[Set exercise 1]:
Please arrange the records from the line containing "252, 705, 266]" through the line containing "sidebar-item-ease-of-access[interactable]: Ease of", both included, as a numbered list without blank lines.

[Extract provided]:

[start]

The social order thus established is being informed, and undergoes continuous
transformations, in the course of the struggle for recognition between individuals
and their groups. The purpose of the ongoing struggle for recognition is to secure
goods of self-confidence, self-respect, and self-esteem, necessary for the self-realisation of each individual. In opposition to this, the communitarian approach may
be interpreted as implying the concept of recognition not only as pertaining to
the mutual relationships between individuals or their groupings, but also as pertaining to the relationships between individuals (or their groupings) and norms
constitutive for a pre-existing social order. Therefore, for the communitarians, the
concept of recognition effectively functions as an explanatory principle not only
for the dynamics of the relationships between the individuals or their groupings.

[end]

[Material for this exercise]:
[start]

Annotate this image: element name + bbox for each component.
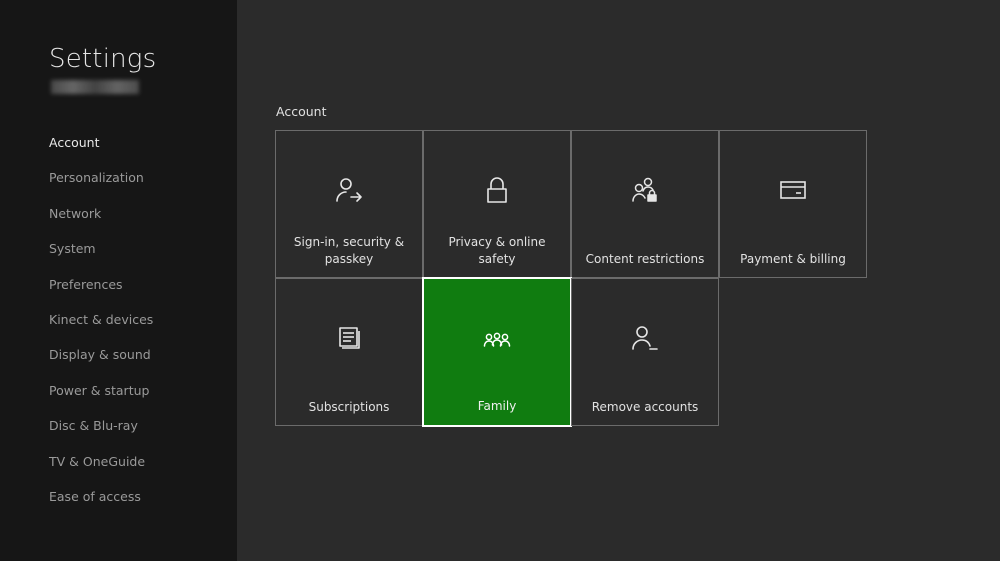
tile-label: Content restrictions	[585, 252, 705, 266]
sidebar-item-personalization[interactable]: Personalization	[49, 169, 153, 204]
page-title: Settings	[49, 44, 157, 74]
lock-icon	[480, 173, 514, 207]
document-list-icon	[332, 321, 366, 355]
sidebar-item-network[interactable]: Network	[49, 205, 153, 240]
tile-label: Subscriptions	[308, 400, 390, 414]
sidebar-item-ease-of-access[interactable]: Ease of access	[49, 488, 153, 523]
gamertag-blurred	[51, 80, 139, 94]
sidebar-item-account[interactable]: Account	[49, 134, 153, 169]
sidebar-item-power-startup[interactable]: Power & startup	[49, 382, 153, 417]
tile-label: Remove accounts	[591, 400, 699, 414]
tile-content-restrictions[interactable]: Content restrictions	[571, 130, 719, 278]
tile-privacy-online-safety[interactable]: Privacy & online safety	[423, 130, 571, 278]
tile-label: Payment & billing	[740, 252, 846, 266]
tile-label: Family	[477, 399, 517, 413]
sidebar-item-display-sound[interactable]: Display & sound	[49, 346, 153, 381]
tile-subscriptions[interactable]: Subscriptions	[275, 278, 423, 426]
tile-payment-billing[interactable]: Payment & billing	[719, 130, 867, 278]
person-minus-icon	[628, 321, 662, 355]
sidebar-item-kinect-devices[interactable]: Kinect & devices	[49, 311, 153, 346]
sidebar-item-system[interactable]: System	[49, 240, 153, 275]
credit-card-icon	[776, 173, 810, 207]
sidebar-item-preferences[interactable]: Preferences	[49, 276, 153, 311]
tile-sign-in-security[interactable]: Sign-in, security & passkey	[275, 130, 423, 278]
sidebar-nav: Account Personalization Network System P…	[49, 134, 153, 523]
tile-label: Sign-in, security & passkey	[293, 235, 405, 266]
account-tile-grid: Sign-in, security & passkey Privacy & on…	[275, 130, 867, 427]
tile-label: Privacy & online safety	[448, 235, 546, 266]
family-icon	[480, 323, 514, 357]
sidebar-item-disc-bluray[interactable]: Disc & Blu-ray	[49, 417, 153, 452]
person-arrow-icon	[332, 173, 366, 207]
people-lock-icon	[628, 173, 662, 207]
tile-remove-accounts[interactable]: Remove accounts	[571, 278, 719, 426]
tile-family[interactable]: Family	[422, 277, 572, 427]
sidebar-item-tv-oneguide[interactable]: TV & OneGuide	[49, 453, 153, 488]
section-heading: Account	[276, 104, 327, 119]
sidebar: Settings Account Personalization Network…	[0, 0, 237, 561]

[end]
[start]

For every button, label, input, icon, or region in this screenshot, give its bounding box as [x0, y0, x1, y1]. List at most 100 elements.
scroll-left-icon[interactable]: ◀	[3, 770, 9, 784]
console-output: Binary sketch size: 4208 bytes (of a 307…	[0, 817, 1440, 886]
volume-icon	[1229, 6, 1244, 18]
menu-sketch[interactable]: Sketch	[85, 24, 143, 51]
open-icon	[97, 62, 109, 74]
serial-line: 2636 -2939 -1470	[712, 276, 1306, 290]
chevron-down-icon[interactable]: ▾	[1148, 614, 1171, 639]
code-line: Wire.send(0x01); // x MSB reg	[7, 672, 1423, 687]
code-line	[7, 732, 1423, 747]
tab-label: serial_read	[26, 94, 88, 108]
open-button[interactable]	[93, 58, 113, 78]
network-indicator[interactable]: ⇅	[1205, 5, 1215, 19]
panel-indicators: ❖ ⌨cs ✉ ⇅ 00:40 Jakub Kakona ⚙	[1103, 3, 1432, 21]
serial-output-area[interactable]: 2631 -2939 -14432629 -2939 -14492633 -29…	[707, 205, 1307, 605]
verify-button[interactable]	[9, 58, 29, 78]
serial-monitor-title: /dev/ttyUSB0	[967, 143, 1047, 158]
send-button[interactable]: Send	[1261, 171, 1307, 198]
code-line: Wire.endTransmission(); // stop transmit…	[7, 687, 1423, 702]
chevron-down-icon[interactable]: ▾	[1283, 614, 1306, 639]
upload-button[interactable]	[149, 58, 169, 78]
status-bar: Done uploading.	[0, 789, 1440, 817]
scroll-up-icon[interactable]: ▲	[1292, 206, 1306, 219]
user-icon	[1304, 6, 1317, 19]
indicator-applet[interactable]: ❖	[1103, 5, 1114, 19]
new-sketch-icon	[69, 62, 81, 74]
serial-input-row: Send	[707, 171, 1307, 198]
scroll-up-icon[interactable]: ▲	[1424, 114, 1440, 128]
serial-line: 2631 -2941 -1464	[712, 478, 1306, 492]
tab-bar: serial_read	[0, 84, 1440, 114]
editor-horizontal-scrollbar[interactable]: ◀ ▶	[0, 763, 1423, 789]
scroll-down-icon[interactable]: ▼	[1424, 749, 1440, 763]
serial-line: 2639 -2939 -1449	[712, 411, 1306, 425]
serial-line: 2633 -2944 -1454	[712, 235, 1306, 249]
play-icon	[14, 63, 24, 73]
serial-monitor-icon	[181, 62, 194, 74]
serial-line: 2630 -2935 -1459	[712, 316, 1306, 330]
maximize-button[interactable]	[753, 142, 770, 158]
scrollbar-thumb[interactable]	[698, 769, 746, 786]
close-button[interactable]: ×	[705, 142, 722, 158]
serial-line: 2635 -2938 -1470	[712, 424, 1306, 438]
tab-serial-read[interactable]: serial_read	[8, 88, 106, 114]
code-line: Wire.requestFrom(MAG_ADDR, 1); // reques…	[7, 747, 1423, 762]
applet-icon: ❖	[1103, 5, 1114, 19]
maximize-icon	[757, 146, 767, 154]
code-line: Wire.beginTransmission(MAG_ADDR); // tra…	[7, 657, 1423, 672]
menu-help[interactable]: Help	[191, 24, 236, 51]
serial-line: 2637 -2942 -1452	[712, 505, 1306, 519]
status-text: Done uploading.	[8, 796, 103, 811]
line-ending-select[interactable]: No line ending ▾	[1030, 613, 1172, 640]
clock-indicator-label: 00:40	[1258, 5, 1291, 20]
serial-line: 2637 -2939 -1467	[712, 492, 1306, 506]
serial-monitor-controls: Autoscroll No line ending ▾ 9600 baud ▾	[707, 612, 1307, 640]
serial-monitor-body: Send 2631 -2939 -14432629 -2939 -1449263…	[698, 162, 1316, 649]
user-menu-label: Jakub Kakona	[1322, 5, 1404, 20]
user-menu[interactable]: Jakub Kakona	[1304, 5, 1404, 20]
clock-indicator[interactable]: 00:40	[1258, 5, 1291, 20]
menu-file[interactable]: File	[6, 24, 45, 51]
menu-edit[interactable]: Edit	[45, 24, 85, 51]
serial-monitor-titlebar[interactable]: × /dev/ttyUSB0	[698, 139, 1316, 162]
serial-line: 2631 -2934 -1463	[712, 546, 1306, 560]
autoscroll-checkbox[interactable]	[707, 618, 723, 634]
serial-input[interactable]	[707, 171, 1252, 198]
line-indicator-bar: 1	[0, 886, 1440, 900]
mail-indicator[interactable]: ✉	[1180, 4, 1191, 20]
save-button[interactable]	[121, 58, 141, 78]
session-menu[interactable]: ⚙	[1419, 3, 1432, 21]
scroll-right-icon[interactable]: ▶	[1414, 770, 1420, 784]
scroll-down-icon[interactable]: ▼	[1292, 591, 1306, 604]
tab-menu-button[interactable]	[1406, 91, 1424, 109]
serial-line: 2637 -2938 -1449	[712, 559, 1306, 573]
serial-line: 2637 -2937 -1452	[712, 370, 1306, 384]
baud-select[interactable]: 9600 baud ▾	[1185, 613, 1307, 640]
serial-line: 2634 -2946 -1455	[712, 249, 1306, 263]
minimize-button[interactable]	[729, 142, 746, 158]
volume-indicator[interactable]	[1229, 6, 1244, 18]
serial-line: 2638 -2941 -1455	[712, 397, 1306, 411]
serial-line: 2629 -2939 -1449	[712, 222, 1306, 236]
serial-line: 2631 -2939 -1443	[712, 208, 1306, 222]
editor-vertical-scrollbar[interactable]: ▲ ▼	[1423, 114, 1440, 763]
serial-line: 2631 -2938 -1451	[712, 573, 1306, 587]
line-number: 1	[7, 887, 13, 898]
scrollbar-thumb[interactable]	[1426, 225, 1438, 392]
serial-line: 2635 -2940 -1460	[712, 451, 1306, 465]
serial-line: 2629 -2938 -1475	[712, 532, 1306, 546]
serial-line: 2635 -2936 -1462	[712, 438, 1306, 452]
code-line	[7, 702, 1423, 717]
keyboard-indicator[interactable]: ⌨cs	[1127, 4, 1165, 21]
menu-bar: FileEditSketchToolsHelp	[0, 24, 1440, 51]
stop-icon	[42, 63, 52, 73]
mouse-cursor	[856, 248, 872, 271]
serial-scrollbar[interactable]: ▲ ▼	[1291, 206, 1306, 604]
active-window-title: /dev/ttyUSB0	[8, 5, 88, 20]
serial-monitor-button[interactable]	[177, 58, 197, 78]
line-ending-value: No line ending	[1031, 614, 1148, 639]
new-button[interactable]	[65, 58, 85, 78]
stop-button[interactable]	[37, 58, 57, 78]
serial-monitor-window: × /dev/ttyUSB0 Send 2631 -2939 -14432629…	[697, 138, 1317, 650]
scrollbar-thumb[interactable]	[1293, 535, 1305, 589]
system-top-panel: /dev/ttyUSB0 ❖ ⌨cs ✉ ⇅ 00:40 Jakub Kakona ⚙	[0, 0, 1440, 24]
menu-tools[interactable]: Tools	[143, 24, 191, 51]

[end]

[Set exercise 2]:
In the passage on recognition, which goods is the ongoing struggle for recognition meant to secure?

[Written solution 1]:
1. tile-label: Content restrictions	[585, 252, 705, 266]
2. sidebar-item-personalization[interactable]: Personalization	[49, 169, 153, 204]
3. page-title: Settings	[49, 44, 157, 74]
4. lock-icon	[480, 173, 514, 207]
5. document-list-icon	[332, 321, 366, 355]
6. sidebar-item-network[interactable]: Network	[49, 205, 153, 240]
7. tile-label: Subscriptions	[308, 400, 390, 414]
8. sidebar-item-ease-of-access[interactable]: Ease of access	[49, 488, 153, 523]

[Written solution 2]:
Goods of self-confidence, self-respect, and self-esteem.